YOUR TASK:
Work out the number of lines in the listing that include the string "style". Reply with that number alone.

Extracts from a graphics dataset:
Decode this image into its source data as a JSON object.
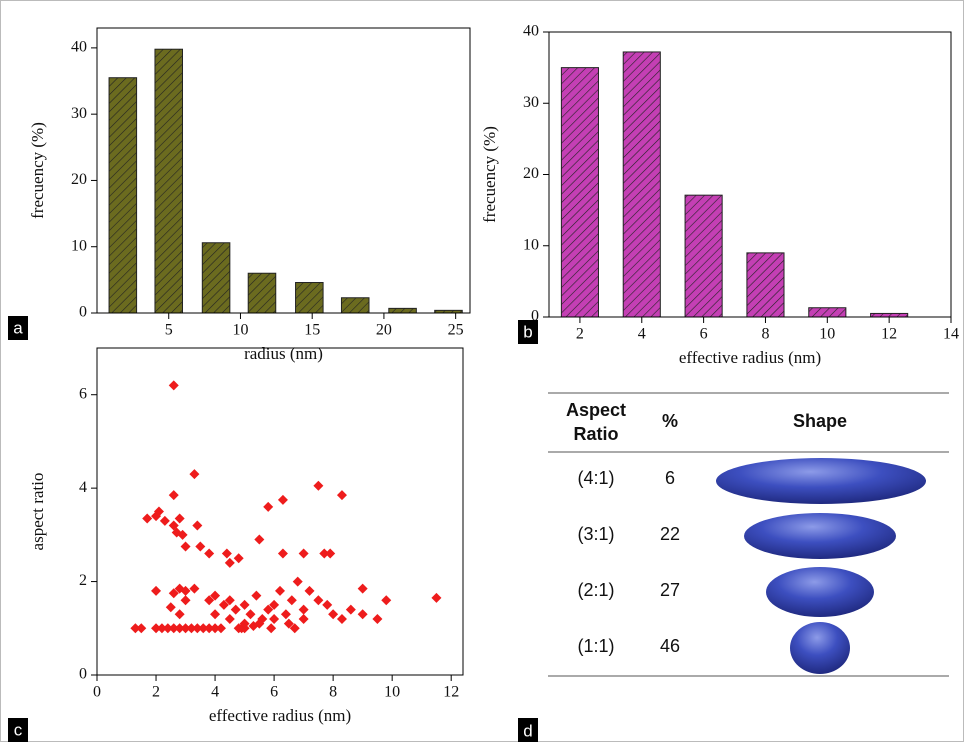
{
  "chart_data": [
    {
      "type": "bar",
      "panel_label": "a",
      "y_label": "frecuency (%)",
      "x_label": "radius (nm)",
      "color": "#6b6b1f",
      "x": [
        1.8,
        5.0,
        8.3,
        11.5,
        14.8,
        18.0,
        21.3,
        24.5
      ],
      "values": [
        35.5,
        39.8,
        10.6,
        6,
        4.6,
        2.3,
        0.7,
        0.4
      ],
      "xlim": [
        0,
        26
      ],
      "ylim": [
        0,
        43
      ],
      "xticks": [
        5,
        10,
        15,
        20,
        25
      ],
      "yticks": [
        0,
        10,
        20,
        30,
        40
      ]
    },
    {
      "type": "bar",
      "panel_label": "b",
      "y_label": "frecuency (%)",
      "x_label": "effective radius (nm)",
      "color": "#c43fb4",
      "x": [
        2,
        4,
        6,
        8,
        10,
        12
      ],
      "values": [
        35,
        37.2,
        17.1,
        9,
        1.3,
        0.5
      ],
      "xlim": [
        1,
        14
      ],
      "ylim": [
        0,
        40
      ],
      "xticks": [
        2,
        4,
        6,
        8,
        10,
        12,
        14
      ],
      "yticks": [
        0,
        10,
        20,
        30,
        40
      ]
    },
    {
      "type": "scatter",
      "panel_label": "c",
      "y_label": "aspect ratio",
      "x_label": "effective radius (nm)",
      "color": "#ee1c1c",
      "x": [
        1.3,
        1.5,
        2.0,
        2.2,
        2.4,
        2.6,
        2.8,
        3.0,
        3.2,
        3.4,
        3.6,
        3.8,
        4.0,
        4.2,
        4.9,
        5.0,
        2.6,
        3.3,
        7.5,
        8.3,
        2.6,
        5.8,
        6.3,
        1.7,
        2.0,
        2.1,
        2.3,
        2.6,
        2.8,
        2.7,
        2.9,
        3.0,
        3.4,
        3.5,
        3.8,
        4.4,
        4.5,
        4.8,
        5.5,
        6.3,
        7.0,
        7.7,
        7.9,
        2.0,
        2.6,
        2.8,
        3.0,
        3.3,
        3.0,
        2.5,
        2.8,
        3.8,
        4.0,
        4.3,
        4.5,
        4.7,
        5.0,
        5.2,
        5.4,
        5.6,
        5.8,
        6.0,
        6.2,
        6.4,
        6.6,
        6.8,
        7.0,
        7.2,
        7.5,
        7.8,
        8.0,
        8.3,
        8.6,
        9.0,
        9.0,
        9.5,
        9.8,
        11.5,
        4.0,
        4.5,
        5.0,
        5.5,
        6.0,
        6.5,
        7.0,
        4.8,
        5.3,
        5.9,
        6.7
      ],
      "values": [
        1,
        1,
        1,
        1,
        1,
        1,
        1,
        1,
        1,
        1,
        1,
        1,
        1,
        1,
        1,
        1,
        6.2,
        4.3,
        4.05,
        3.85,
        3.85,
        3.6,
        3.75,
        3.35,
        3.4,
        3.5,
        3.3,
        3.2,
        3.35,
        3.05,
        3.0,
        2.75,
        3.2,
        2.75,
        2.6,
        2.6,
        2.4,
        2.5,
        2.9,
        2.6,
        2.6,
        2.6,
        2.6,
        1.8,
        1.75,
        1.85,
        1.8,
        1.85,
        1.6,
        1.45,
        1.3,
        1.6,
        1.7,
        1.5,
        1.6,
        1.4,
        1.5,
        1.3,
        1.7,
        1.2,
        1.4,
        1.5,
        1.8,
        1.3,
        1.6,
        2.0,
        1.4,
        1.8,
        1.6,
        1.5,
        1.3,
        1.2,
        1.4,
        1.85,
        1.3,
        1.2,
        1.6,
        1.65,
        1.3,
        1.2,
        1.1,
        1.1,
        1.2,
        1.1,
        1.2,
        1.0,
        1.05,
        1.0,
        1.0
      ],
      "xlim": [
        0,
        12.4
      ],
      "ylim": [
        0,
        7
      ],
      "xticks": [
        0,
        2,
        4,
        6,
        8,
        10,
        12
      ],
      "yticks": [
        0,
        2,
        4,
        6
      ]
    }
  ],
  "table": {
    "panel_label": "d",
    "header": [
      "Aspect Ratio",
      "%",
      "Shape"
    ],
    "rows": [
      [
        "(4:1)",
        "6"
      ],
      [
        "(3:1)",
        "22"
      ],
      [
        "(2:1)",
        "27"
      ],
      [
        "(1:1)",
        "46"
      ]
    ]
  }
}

* * *

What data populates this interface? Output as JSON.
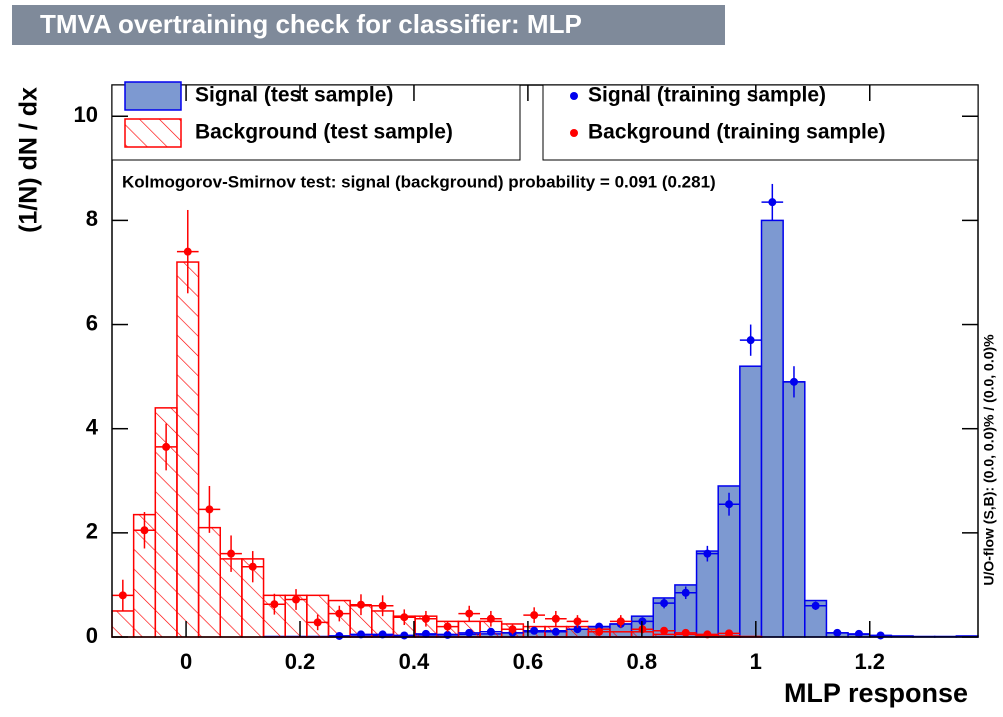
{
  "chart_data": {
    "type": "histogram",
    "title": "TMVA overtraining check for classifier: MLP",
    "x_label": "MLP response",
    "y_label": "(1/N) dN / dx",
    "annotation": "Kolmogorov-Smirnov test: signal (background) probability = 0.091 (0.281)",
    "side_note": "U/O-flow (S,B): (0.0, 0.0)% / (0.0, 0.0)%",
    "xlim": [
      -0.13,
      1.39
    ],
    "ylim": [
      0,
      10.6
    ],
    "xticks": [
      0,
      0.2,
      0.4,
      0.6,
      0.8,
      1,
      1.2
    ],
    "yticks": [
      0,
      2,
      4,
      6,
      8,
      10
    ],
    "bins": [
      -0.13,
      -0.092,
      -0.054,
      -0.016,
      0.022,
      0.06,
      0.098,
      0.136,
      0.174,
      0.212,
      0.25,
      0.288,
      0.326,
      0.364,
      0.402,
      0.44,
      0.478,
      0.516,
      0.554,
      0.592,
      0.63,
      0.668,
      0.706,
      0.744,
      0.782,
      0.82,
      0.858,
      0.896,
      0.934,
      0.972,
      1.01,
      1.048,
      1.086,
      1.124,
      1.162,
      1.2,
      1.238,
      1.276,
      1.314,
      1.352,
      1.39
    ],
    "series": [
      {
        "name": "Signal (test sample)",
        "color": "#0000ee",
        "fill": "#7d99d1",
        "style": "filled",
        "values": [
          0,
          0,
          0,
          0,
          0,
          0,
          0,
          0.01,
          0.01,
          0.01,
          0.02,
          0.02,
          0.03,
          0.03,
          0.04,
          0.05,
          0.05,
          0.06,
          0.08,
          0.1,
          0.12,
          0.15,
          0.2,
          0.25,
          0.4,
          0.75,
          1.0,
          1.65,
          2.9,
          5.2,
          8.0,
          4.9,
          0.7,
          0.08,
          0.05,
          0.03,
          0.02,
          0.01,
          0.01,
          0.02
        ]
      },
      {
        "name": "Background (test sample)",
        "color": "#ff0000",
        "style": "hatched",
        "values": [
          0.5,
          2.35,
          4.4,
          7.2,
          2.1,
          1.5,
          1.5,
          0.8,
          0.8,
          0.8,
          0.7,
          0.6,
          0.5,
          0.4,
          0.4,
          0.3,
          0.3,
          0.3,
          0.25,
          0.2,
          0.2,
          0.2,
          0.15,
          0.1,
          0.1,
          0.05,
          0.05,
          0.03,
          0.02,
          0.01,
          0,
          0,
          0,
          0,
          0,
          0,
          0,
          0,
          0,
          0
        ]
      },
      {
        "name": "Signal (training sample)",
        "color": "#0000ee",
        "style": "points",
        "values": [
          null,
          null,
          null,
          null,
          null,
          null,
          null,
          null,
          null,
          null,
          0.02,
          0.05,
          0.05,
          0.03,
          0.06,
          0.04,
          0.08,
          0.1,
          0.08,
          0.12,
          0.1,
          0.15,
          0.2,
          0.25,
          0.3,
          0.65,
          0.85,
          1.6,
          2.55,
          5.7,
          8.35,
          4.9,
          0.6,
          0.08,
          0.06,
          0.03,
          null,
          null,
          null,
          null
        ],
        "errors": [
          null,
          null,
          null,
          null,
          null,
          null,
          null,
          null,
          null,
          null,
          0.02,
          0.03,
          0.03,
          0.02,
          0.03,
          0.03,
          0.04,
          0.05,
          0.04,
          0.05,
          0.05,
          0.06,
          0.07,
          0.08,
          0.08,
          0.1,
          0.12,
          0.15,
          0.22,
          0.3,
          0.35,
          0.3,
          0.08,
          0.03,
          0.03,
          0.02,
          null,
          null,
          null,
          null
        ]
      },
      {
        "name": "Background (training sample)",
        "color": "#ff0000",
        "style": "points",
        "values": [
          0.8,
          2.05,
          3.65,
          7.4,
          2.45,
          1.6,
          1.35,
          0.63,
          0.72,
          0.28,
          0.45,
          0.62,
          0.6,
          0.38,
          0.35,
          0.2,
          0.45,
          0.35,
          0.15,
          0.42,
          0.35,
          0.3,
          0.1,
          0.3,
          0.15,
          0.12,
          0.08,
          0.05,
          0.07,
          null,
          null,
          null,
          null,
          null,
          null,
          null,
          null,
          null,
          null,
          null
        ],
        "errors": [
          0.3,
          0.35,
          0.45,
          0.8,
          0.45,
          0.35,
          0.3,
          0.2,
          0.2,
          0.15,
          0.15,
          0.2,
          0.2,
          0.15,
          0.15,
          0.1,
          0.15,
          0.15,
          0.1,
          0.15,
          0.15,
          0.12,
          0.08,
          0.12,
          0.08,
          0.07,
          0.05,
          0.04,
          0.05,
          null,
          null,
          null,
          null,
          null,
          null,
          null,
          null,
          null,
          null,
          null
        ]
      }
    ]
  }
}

---

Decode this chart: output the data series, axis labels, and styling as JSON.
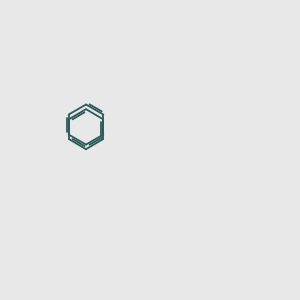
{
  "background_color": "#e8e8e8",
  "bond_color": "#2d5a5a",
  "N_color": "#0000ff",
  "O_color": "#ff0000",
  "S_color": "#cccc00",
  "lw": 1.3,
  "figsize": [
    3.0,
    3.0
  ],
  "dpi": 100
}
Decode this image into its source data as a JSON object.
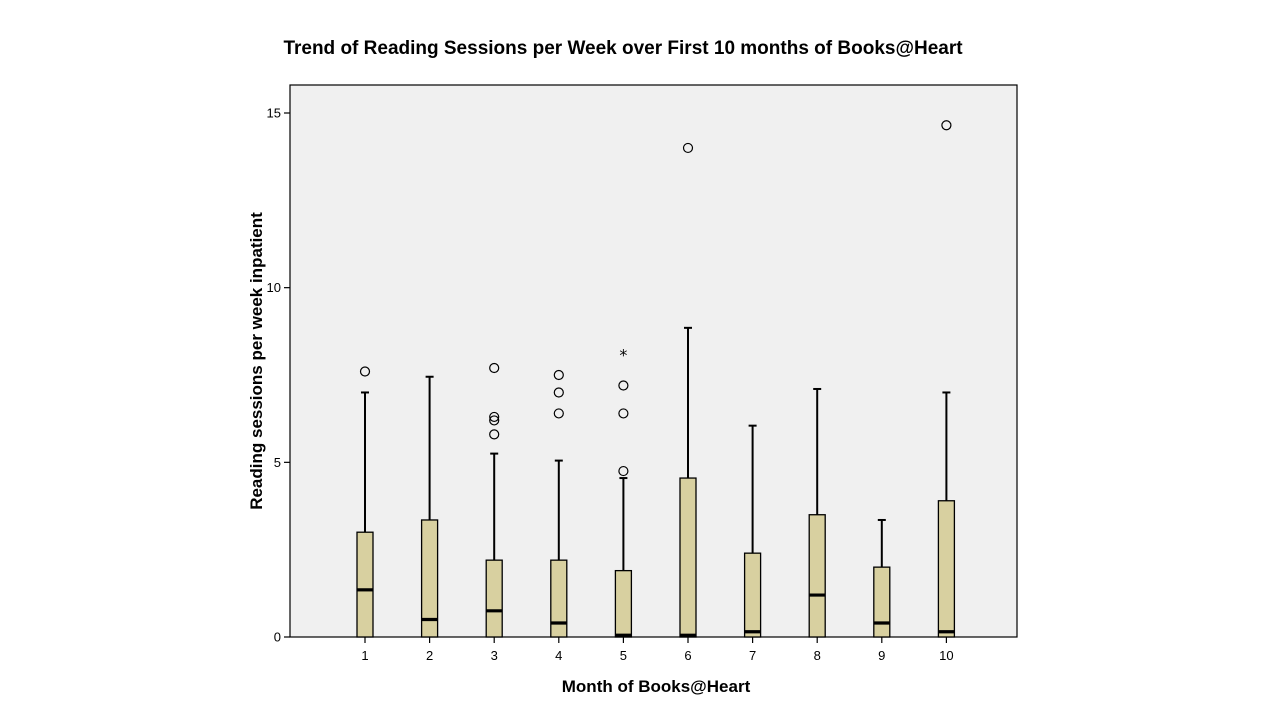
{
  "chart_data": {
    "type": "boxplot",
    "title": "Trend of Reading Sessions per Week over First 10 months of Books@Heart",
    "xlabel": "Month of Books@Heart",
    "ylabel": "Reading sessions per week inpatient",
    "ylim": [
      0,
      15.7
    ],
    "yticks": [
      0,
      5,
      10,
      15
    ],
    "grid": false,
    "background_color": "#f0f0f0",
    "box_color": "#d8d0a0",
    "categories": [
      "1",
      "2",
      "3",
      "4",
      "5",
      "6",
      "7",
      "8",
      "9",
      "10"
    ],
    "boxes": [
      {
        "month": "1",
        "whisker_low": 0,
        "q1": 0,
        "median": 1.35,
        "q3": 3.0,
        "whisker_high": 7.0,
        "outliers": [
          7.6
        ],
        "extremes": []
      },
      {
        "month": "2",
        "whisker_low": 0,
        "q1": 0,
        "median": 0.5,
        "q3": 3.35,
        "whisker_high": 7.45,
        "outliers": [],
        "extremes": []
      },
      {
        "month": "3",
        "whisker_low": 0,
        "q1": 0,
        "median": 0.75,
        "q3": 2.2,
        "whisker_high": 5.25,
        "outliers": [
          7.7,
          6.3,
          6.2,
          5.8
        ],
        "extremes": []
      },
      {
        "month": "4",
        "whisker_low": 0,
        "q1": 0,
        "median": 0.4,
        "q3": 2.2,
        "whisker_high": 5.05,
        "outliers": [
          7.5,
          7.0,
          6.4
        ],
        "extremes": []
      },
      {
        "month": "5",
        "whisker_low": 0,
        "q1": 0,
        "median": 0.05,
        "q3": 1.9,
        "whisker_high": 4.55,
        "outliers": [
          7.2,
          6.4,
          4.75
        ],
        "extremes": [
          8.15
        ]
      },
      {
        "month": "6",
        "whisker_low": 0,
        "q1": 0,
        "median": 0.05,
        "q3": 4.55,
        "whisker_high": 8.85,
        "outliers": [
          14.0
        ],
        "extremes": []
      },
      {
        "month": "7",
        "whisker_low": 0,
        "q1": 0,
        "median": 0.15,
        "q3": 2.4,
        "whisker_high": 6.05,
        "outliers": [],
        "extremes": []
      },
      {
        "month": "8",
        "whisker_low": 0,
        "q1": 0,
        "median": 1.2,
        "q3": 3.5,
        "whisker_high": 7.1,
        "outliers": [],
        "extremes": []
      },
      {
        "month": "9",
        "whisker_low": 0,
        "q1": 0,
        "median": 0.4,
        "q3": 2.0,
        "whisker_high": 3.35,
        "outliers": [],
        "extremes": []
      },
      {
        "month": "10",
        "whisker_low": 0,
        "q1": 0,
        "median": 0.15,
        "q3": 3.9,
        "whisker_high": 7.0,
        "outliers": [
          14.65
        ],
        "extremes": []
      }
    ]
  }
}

RESULT FOR THIS EXERCISE:
4